▶ [Exercise details]:
Collect all lines from the listing that include the string "Daily".
--- start of Extracted records ---
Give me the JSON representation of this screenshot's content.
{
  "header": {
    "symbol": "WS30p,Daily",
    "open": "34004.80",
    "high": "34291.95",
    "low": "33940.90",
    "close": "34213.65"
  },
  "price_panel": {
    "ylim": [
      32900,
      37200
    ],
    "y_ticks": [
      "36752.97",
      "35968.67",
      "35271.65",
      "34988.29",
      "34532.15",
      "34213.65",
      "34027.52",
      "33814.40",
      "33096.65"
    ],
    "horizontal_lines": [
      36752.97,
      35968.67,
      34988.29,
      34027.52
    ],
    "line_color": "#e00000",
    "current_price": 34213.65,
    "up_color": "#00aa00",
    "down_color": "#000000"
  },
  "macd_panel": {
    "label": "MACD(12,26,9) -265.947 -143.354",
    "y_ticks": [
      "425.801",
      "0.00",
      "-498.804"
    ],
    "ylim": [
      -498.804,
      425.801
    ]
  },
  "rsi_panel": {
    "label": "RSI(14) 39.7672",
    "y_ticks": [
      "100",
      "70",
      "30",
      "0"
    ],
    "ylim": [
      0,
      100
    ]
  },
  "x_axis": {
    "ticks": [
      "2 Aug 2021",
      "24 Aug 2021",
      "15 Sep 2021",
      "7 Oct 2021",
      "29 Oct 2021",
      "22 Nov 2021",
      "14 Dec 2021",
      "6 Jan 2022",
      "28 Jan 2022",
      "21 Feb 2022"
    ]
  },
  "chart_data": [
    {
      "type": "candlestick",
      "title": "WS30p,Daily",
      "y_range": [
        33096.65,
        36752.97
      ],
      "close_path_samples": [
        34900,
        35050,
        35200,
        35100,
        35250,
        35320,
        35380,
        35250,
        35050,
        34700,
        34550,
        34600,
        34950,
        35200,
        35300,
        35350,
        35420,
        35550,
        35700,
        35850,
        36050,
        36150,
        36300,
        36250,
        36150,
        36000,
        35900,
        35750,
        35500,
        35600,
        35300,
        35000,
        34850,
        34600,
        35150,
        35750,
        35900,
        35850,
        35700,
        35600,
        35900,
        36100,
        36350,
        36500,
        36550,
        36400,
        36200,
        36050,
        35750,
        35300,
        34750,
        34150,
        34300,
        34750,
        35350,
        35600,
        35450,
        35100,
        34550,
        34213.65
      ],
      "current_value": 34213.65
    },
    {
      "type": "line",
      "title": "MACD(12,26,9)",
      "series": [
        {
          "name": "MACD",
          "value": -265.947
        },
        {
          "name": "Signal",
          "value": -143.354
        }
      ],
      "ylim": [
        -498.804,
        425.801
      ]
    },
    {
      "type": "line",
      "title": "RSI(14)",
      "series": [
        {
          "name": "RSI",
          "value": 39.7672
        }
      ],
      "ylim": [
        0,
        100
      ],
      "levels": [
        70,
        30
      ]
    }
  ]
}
--- end of Extracted records ---
▶ [Output]:
    "symbol": "WS30p,Daily",
      "title": "WS30p,Daily",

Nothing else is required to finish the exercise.